SET TASK –
What lines of the data include the string "folder"? Copy them all.

DATA PROVIDED –
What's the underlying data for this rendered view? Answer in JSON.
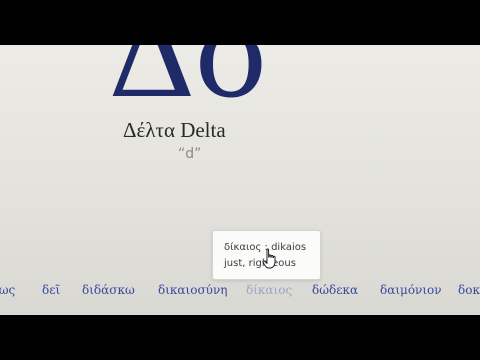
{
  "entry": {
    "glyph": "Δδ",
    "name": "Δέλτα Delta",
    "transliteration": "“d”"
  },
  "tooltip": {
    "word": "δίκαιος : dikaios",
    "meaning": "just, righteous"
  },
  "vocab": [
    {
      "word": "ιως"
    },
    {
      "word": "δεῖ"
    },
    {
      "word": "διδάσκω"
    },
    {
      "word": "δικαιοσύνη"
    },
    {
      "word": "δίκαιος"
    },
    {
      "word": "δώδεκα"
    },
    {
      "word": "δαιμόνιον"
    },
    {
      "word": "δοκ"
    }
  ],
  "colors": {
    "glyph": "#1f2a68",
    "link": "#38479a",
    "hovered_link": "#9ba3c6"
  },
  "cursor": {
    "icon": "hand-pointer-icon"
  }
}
==
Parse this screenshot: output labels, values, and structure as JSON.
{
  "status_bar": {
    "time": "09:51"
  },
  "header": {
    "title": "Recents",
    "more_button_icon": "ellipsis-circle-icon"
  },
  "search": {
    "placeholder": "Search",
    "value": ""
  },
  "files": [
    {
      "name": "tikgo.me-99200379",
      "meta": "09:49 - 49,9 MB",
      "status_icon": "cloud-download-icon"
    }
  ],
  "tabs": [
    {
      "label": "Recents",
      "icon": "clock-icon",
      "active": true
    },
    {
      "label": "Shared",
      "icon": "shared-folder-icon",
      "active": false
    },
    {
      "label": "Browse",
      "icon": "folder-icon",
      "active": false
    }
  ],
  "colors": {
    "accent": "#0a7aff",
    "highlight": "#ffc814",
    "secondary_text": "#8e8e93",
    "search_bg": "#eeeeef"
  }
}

EXERCISE RESULT –
      "icon": "shared-folder-icon",
      "icon": "folder-icon",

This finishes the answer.